Stored records
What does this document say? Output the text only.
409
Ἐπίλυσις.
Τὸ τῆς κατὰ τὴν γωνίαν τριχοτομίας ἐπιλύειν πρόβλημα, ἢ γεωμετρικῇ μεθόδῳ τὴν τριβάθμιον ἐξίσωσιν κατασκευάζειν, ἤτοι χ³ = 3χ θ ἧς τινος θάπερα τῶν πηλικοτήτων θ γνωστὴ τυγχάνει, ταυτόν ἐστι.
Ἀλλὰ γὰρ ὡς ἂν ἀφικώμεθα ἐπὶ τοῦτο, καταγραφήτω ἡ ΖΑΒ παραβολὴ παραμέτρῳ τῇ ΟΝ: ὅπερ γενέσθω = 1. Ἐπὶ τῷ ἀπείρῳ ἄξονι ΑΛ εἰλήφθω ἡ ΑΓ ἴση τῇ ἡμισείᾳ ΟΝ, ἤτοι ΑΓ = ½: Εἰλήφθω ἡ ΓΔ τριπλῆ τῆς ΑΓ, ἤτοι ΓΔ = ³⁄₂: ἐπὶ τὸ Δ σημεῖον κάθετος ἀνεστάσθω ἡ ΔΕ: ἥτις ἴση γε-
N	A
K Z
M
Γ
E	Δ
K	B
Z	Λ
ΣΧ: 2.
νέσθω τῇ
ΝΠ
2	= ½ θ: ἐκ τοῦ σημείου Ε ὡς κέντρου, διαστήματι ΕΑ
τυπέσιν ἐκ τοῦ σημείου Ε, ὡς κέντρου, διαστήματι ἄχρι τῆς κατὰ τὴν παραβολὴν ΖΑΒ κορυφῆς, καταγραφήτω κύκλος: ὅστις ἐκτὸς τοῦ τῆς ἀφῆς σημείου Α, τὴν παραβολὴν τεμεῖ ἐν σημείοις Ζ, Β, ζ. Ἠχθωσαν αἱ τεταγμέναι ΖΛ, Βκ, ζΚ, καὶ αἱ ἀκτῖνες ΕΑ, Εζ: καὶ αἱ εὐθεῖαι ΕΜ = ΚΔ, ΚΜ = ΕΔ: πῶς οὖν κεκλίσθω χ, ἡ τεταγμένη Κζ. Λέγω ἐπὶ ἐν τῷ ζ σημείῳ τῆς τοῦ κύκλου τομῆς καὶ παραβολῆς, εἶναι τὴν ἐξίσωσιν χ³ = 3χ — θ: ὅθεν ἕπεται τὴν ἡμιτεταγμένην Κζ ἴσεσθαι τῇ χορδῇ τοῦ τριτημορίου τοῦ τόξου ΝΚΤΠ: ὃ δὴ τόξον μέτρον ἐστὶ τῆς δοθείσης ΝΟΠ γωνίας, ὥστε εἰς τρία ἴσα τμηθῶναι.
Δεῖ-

Aim: From the first line to the last, please quote the material above exactly.

Response to the task:
What does this document say? Output the text only.
409
Ἐπίλυσις.
Τὸ τῆς κατὰ τὴν γωνίαν τριχοτομίας ἐπιλύειν πρόβλημα, ἢ γεωμετρικῇ μεθόδῳ τὴν τριβάθμιον ἐξίσωσιν κατασκευάζειν, ἤτοι χ³ = 3χ θ ἧς τινος θάπερα τῶν πηλικοτήτων θ γνωστὴ τυγχάνει, ταυτόν ἐστι.
Ἀλλὰ γὰρ ὡς ἂν ἀφικώμεθα ἐπὶ τοῦτο, καταγραφήτω ἡ ΖΑΒ παραβολὴ παραμέτρῳ τῇ ΟΝ: ὅπερ γενέσθω = 1. Ἐπὶ τῷ ἀπείρῳ ἄξονι ΑΛ εἰλήφθω ἡ ΑΓ ἴση τῇ ἡμισείᾳ ΟΝ, ἤτοι ΑΓ = ½: Εἰλήφθω ἡ ΓΔ τριπλῆ τῆς ΑΓ, ἤτοι ΓΔ = ³⁄₂: ἐπὶ τὸ Δ σημεῖον κάθετος ἀνεστάσθω ἡ ΔΕ: ἥτις ἴση γε-
N	A
K Z
M
Γ
E	Δ
K	B
Z	Λ
ΣΧ: 2.
νέσθω τῇ
ΝΠ
2	= ½ θ: ἐκ τοῦ σημείου Ε ὡς κέντρου, διαστήματι ΕΑ
τυπέσιν ἐκ τοῦ σημείου Ε, ὡς κέντρου, διαστήματι ἄχρι τῆς κατὰ τὴν παραβολὴν ΖΑΒ κορυφῆς, καταγραφήτω κύκλος: ὅστις ἐκτὸς τοῦ τῆς ἀφῆς σημείου Α, τὴν παραβολὴν τεμεῖ ἐν σημείοις Ζ, Β, ζ. Ἠχθωσαν αἱ τεταγμέναι ΖΛ, Βκ, ζΚ, καὶ αἱ ἀκτῖνες ΕΑ, Εζ: καὶ αἱ εὐθεῖαι ΕΜ = ΚΔ, ΚΜ = ΕΔ: πῶς οὖν κεκλίσθω χ, ἡ τεταγμένη Κζ. Λέγω ἐπὶ ἐν τῷ ζ σημείῳ τῆς τοῦ κύκλου τομῆς καὶ παραβολῆς, εἶναι τὴν ἐξίσωσιν χ³ = 3χ — θ: ὅθεν ἕπεται τὴν ἡμιτεταγμένην Κζ ἴσεσθαι τῇ χορδῇ τοῦ τριτημορίου τοῦ τόξου ΝΚΤΠ: ὃ δὴ τόξον μέτρον ἐστὶ τῆς δοθείσης ΝΟΠ γωνίας, ὥστε εἰς τρία ἴσα τμηθῶναι.
Δεῖ-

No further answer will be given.